_BRIEF_. Will you transcribe the entries that follow, exactly and in full?

_THE INPUT_.
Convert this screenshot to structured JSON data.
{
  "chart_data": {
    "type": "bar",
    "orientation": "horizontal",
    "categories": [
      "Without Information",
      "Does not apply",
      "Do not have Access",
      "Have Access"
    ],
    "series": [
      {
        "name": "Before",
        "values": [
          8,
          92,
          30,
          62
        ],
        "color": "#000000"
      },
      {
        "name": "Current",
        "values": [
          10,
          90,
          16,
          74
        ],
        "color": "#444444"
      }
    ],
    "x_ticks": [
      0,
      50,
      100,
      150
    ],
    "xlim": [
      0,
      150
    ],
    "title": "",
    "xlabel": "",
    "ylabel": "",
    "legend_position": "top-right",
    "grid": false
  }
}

_TASK SOLUTION_.
Convert this screenshot to structured JSON data.
{
  "chart_data": {
    "type": "bar",
    "orientation": "horizontal",
    "categories": [
      "Without Information",
      "Does not apply",
      "Do not have Access",
      "Have Access"
    ],
    "series": [
      {
        "name": "Before",
        "values": [
          8,
          92,
          30,
          62
        ],
        "color": "#000000"
      },
      {
        "name": "Current",
        "values": [
          10,
          90,
          16,
          74
        ],
        "color": "#444444"
      }
    ],
    "x_ticks": [
      0,
      50,
      100,
      150
    ],
    "xlim": [
      0,
      150
    ],
    "title": "",
    "xlabel": "",
    "ylabel": "",
    "legend_position": "top-right",
    "grid": false
  }
}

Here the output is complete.